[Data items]
--------------------------------
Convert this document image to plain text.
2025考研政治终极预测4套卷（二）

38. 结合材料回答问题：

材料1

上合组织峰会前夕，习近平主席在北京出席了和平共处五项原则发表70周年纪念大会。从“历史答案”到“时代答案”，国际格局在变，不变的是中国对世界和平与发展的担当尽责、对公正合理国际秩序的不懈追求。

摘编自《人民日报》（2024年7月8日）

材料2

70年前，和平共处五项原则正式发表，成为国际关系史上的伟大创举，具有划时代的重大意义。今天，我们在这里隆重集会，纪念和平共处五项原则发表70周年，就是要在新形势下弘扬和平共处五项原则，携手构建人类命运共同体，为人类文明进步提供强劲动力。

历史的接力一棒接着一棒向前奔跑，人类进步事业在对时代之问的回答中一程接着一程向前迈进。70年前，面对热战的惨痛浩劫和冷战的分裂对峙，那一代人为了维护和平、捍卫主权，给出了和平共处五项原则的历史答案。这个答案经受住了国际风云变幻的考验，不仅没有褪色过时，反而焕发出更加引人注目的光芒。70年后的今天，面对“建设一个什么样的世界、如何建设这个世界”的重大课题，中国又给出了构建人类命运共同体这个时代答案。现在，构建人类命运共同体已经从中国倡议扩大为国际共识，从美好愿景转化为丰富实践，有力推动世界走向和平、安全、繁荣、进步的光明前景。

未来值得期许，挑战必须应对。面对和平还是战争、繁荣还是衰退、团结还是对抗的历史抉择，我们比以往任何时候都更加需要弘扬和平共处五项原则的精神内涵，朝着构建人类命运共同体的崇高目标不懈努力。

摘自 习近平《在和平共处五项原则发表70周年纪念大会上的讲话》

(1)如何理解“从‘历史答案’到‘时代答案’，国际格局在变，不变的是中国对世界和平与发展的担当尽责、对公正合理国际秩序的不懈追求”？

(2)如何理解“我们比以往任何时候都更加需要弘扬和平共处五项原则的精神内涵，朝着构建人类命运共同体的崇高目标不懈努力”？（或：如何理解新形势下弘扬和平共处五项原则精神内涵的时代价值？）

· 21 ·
--------------------------------
Task goal: Extract, from the material above, each line holding the word "不变的是中国对世界和平与发展的担当尽责".

Response for this exercise:
上合组织峰会前夕，习近平主席在北京出席了和平共处五项原则发表70周年纪念大会。从“历史答案”到“时代答案”，国际格局在变，不变的是中国对世界和平与发展的担当尽责、对公正合理国际秩序的不懈追求。
(1)如何理解“从‘历史答案’到‘时代答案’，国际格局在变，不变的是中国对世界和平与发展的担当尽责、对公正合理国际秩序的不懈追求”？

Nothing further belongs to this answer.